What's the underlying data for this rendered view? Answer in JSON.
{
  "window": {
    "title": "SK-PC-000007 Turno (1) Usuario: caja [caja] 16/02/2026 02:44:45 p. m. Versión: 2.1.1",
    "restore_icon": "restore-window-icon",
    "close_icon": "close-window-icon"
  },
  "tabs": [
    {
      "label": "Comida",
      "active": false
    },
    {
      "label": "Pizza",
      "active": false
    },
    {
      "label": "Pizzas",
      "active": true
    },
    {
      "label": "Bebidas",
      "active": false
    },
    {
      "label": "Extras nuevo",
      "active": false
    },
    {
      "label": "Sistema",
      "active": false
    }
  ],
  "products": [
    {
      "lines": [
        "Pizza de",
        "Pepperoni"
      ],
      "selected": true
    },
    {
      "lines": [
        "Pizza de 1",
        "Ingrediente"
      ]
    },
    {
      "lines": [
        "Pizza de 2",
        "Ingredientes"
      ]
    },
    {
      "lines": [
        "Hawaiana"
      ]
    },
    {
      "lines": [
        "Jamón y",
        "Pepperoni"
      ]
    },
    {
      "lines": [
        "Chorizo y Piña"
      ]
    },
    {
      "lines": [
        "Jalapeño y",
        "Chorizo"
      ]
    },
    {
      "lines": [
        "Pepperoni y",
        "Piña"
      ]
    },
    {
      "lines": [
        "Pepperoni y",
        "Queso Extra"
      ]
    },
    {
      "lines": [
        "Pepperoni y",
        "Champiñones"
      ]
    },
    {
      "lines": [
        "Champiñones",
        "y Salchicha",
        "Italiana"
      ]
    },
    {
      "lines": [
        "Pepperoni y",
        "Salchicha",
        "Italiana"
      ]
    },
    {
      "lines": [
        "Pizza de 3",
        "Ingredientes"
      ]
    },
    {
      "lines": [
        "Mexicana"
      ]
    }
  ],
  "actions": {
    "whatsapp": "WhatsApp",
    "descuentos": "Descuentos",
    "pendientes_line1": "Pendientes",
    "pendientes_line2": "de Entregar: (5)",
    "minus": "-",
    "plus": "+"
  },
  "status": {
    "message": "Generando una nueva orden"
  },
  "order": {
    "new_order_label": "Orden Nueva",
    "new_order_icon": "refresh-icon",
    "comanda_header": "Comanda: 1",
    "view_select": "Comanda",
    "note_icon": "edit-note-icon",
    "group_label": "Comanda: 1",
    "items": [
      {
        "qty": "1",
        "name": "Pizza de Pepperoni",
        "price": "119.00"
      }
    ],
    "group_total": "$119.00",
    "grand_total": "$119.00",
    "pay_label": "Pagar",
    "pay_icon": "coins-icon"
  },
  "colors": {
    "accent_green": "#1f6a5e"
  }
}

□ □ □ □ □ □ □

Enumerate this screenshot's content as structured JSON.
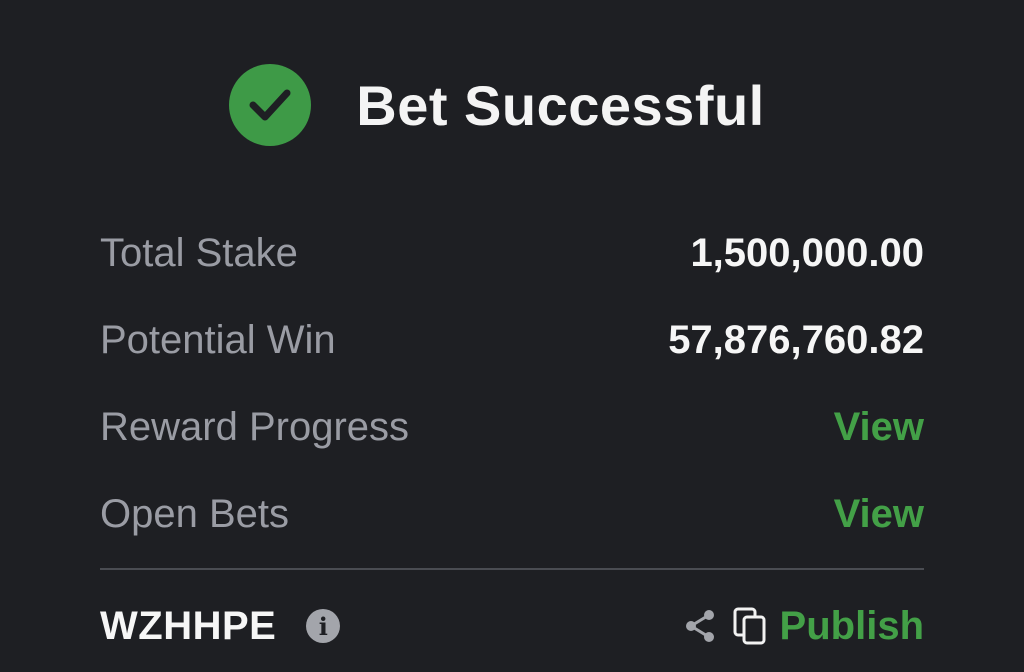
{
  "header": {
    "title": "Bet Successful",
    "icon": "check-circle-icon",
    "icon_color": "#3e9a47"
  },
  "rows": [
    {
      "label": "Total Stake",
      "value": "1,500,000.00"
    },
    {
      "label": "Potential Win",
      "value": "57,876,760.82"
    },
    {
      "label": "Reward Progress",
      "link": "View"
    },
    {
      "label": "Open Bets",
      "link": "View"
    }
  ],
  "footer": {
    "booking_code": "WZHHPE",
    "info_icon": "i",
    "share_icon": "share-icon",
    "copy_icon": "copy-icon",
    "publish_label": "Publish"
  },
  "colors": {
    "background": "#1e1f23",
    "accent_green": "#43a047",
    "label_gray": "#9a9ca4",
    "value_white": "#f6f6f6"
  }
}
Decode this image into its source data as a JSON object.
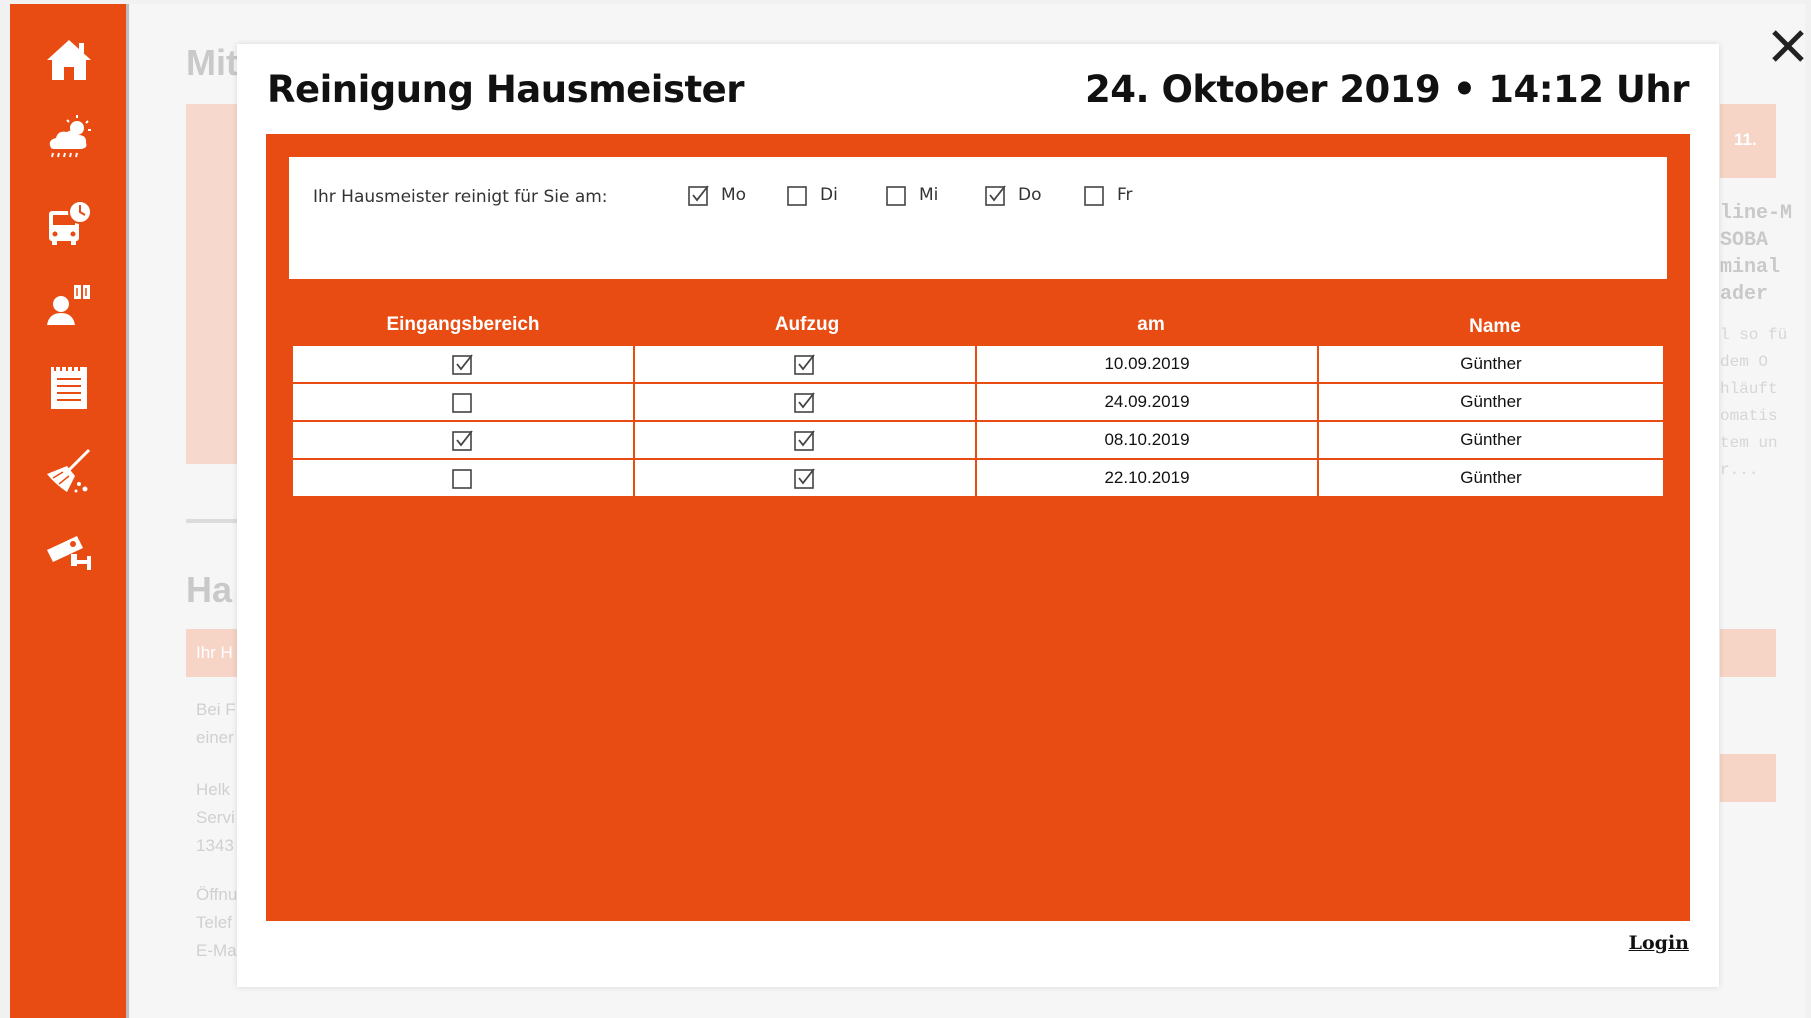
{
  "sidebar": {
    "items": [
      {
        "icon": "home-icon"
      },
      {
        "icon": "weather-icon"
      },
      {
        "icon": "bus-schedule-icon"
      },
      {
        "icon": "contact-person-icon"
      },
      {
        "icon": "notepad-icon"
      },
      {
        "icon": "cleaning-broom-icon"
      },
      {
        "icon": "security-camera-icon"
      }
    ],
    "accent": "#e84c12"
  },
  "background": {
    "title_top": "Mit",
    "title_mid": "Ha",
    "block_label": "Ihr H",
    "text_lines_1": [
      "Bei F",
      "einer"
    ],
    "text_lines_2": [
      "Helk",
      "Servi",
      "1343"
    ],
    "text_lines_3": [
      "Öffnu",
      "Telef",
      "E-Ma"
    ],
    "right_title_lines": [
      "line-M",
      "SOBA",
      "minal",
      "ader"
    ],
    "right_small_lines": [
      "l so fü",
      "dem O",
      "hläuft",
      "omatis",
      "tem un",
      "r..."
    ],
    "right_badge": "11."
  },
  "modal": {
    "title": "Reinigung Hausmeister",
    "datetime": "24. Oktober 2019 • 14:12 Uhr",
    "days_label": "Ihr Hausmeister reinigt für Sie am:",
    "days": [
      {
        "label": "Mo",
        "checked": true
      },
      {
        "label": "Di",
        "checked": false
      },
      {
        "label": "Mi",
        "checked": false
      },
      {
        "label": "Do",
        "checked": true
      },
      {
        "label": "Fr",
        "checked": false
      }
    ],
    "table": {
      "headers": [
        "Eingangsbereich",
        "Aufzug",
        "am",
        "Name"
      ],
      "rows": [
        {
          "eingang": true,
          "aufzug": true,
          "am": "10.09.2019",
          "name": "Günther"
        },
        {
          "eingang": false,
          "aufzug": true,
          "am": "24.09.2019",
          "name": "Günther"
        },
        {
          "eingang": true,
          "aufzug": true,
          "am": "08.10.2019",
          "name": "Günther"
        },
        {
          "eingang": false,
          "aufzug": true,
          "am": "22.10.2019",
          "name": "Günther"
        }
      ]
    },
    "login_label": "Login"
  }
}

□ □ □ □ □ □ □

• [WHAT THE EXERCISE ASKS]:
Give every line of the material that includes the string "data".

• [THE COMPLETED TASK]:
What's the underlying data for this rendered view? Answer in JSON.
Decode this image into its source data as a JSON object.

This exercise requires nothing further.